§ DATA SHOWN
------------------------------------------------

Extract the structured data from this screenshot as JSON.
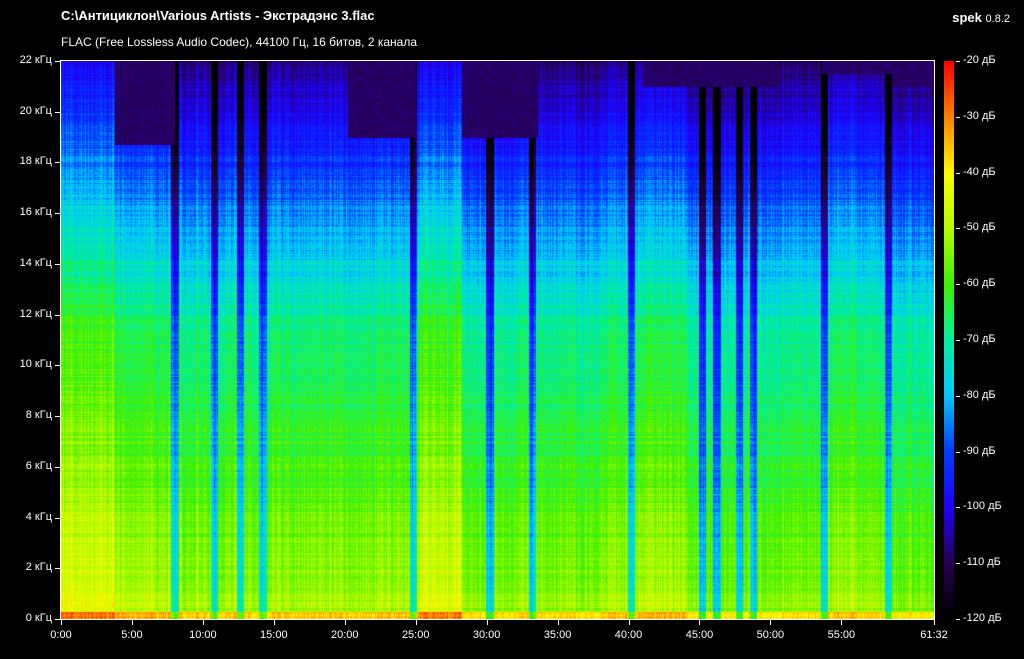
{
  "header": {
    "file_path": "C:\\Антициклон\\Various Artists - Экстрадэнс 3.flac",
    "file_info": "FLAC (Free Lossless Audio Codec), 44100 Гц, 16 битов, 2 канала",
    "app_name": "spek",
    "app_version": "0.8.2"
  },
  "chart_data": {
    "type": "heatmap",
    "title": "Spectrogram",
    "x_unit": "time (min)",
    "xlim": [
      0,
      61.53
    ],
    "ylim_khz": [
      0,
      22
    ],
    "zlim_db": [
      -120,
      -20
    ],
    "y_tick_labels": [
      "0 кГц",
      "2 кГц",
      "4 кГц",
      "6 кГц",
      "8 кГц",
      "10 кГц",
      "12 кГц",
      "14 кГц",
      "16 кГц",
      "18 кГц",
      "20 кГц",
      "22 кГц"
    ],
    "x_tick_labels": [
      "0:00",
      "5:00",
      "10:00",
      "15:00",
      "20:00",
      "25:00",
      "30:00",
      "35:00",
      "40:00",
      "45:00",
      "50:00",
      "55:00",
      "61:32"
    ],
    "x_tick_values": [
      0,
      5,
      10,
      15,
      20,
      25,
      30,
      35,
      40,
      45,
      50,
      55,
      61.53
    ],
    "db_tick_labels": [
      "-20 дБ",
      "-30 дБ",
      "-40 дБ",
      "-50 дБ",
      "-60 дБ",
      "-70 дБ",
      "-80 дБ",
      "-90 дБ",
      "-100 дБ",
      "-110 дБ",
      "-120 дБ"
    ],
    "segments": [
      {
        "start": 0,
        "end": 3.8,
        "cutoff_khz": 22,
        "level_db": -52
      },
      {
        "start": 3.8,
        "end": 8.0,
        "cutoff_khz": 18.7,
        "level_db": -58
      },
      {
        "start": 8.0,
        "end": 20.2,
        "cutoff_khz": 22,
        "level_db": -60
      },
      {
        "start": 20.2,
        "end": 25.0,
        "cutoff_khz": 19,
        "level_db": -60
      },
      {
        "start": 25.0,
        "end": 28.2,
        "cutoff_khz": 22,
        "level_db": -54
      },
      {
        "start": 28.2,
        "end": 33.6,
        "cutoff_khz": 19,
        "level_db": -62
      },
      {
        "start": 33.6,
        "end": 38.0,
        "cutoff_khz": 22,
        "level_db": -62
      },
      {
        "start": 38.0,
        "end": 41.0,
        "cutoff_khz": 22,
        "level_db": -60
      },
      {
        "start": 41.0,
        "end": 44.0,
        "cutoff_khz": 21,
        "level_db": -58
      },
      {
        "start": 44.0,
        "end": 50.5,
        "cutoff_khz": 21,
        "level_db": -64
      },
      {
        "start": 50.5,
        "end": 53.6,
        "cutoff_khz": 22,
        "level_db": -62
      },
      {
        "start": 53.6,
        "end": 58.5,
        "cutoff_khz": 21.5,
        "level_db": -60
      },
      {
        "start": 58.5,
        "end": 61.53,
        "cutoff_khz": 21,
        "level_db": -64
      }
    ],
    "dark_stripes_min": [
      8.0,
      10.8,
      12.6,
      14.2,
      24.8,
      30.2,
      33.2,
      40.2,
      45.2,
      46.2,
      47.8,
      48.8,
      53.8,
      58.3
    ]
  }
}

------------------------------------------------

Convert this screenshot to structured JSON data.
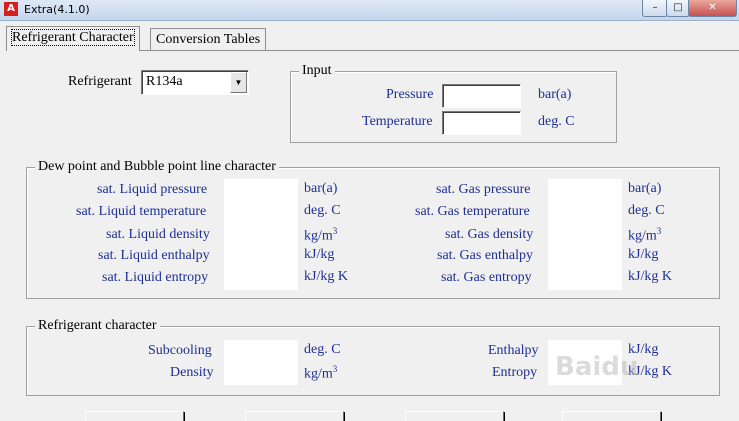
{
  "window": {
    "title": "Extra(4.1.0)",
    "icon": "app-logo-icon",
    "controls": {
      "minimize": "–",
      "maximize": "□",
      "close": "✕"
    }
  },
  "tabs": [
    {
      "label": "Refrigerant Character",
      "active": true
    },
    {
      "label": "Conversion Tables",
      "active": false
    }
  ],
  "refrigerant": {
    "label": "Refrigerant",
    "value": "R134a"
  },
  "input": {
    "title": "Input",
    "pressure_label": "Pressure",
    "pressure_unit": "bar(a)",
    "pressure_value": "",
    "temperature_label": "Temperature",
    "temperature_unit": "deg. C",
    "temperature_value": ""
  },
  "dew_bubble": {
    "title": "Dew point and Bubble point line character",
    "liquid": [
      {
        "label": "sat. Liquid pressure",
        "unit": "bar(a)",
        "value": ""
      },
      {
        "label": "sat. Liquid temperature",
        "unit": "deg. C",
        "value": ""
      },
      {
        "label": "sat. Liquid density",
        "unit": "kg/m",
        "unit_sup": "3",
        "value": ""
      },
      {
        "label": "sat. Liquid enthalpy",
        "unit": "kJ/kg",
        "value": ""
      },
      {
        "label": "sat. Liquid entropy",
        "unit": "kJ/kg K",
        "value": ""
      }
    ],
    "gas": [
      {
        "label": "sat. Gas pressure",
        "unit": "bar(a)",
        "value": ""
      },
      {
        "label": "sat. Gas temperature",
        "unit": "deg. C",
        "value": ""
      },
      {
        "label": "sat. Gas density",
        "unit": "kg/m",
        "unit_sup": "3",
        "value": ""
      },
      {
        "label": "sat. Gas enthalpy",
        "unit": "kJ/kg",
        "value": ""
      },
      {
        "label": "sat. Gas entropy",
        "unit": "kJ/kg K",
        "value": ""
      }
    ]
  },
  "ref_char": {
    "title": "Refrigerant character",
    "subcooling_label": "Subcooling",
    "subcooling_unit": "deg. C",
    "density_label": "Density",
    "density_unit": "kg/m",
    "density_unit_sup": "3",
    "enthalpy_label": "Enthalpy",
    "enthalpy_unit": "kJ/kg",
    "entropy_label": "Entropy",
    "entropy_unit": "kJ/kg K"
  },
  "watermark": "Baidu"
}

------------------------------------------------

§ TASK STATEMENT
Gather and copy every line of the data in which the string "title" is found.

§ COMPLETE ANSWER
    "title": "Spectrogram",
    "title": "Extra(4.1.0)",
    "title": "Input",
    "title": "Dew point and Bubble point line character",
    "title": "Refrigerant character",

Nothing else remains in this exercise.